Data entries for graphics
** begin **

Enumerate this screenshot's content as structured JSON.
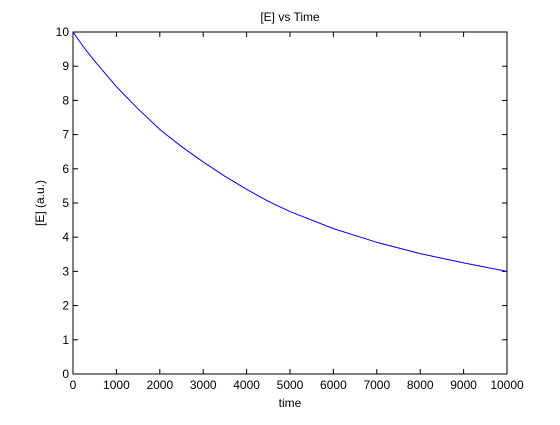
{
  "chart_data": {
    "type": "line",
    "title": "[E] vs Time",
    "xlabel": "time",
    "ylabel": "[E] (a.u.)",
    "xlim": [
      0,
      10000
    ],
    "ylim": [
      0,
      10
    ],
    "xticks": [
      0,
      1000,
      2000,
      3000,
      4000,
      5000,
      6000,
      7000,
      8000,
      9000,
      10000
    ],
    "yticks": [
      0,
      1,
      2,
      3,
      4,
      5,
      6,
      7,
      8,
      9,
      10
    ],
    "grid": false,
    "line_color": "#0000ff",
    "series": [
      {
        "x": [
          0,
          250,
          500,
          1000,
          1500,
          2000,
          2500,
          3000,
          3500,
          4000,
          4500,
          5000,
          6000,
          7000,
          8000,
          9000,
          10000
        ],
        "y": [
          10.0,
          9.55,
          9.15,
          8.4,
          7.75,
          7.15,
          6.65,
          6.2,
          5.78,
          5.4,
          5.05,
          4.75,
          4.25,
          3.85,
          3.52,
          3.25,
          3.0
        ]
      }
    ]
  }
}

** end **

Reproduce every entry exactly, but omit each picture.

__Solved problem__.
Enumerate this screenshot's content as structured JSON.
{
  "chart_data": {
    "type": "line",
    "title": "[E] vs Time",
    "xlabel": "time",
    "ylabel": "[E] (a.u.)",
    "xlim": [
      0,
      10000
    ],
    "ylim": [
      0,
      10
    ],
    "xticks": [
      0,
      1000,
      2000,
      3000,
      4000,
      5000,
      6000,
      7000,
      8000,
      9000,
      10000
    ],
    "yticks": [
      0,
      1,
      2,
      3,
      4,
      5,
      6,
      7,
      8,
      9,
      10
    ],
    "grid": false,
    "line_color": "#0000ff",
    "series": [
      {
        "x": [
          0,
          250,
          500,
          1000,
          1500,
          2000,
          2500,
          3000,
          3500,
          4000,
          4500,
          5000,
          6000,
          7000,
          8000,
          9000,
          10000
        ],
        "y": [
          10.0,
          9.55,
          9.15,
          8.4,
          7.75,
          7.15,
          6.65,
          6.2,
          5.78,
          5.4,
          5.05,
          4.75,
          4.25,
          3.85,
          3.52,
          3.25,
          3.0
        ]
      }
    ]
  }
}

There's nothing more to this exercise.